EXERCISE INSTRUCTIONS »
Read the lines below and count those that have the word "alles". Respond with the number only.

Stored entries »

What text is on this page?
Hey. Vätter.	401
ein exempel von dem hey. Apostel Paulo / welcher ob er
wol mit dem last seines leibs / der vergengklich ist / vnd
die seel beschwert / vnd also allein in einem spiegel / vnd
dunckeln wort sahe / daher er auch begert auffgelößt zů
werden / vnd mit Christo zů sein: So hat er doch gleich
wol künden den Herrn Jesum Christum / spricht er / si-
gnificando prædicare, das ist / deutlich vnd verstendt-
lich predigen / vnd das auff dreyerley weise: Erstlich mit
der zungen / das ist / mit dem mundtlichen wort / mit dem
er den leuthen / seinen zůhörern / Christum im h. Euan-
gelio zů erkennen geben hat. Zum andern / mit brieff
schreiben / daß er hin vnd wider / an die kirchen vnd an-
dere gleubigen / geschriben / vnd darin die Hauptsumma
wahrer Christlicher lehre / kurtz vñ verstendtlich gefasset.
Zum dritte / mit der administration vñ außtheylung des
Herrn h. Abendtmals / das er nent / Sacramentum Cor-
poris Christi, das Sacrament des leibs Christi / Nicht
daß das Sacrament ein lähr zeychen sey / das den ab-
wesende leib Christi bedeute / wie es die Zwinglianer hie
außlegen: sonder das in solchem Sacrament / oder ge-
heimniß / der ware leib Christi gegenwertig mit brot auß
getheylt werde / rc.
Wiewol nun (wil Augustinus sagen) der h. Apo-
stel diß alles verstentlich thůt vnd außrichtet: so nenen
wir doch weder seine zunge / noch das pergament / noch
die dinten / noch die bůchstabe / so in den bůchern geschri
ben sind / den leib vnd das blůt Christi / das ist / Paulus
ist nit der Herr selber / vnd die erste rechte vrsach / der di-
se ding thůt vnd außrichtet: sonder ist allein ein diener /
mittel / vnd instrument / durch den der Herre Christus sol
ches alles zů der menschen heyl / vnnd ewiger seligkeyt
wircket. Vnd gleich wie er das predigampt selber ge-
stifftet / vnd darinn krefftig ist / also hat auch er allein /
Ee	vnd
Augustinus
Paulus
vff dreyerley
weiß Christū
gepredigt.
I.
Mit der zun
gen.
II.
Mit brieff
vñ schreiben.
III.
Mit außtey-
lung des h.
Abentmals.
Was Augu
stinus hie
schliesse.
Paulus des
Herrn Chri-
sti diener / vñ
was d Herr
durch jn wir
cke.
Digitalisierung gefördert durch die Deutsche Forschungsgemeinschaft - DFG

FINISHED ANSWER »
2